Copy each line of the material below that includes the string "region".

Figure data in JSON:
::::

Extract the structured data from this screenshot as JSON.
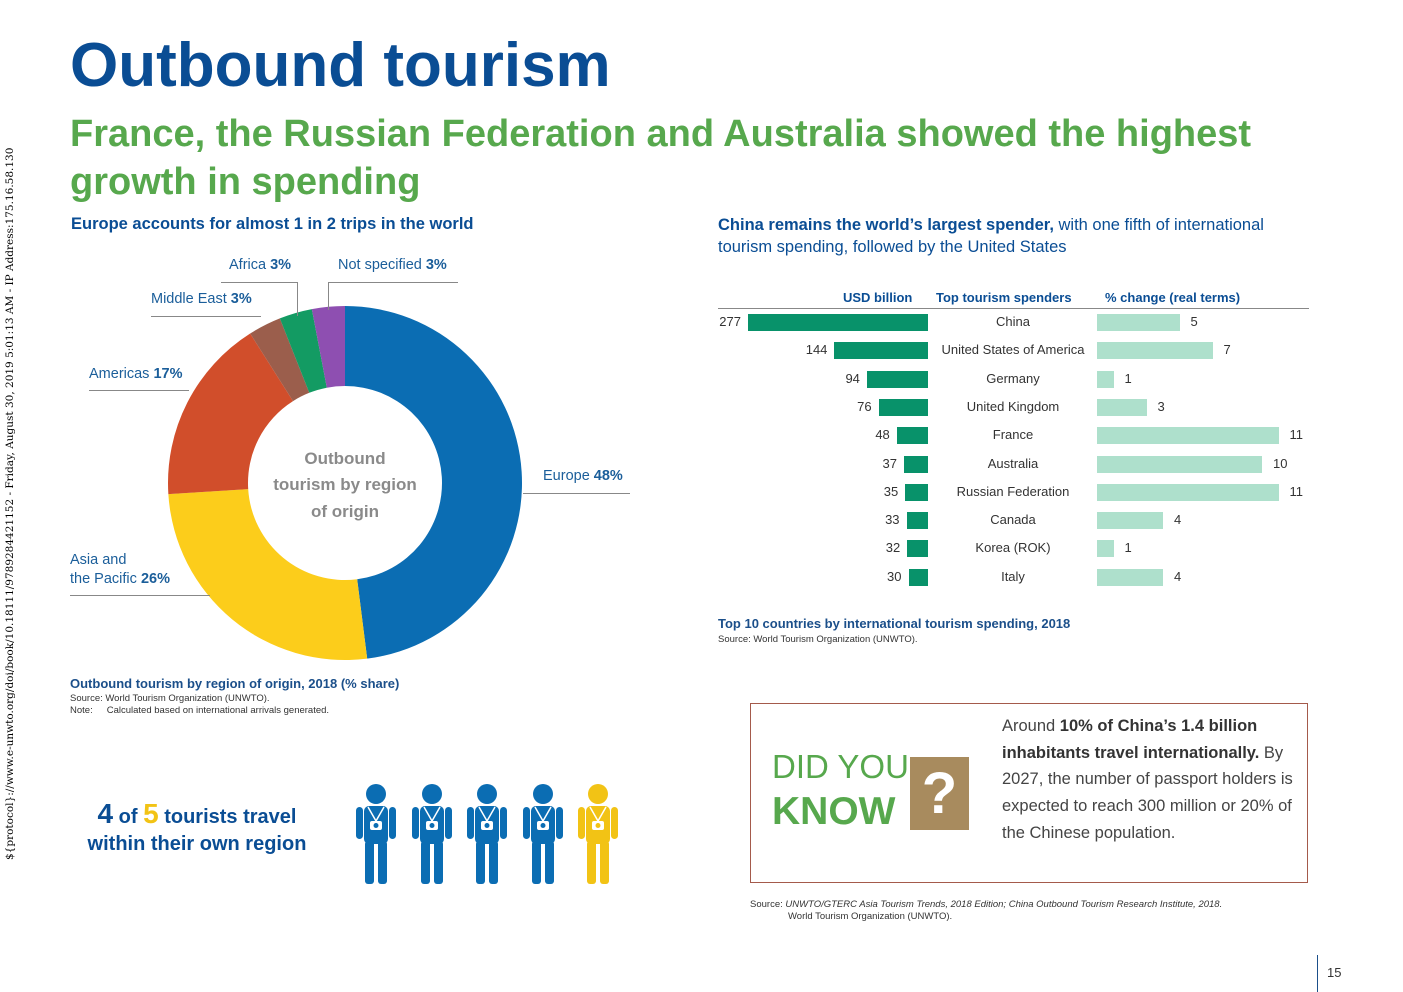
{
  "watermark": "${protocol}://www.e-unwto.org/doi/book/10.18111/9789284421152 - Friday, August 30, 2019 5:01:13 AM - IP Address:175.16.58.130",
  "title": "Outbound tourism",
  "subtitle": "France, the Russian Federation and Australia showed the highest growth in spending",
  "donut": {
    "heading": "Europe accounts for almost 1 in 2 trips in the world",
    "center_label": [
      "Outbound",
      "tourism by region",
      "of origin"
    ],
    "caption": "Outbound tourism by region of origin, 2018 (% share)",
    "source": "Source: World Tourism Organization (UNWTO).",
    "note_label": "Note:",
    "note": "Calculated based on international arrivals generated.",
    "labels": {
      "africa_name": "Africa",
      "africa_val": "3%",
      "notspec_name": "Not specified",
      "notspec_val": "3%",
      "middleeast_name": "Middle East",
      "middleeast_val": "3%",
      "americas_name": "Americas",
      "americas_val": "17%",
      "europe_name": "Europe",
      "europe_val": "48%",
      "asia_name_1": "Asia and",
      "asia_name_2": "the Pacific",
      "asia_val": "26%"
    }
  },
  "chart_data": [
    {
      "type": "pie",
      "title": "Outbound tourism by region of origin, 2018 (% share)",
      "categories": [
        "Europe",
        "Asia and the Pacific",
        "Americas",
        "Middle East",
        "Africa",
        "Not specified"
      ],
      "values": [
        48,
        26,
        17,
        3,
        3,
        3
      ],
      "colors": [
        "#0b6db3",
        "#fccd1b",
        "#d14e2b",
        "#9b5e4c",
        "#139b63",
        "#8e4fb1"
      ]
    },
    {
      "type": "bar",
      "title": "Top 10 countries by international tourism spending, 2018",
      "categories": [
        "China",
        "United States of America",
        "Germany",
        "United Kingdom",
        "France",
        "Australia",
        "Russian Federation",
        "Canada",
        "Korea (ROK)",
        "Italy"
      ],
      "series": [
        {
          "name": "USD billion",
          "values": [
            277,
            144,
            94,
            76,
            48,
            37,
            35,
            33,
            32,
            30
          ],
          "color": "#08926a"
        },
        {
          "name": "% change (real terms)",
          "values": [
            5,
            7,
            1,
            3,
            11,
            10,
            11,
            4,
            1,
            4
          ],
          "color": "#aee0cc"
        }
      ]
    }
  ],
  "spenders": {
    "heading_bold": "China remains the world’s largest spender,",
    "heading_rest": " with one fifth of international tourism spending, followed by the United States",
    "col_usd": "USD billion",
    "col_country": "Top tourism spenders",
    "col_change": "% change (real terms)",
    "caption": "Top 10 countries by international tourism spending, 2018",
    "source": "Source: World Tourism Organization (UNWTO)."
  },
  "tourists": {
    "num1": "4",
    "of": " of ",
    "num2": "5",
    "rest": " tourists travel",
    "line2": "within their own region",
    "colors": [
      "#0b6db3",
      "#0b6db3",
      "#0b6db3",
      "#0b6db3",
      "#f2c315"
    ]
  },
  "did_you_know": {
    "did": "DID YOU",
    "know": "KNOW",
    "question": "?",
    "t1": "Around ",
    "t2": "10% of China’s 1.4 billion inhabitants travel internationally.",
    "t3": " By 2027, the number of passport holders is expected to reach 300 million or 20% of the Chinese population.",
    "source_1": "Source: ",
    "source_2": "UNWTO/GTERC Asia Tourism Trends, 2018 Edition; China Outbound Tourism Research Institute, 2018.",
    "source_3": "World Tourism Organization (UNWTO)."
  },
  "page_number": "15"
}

::::

(Answer)
      "tourism by region",
    "caption": "Outbound tourism by region of origin, 2018 (% share)",
      "title": "Outbound tourism by region of origin, 2018 (% share)",
    "line2": "within their own region",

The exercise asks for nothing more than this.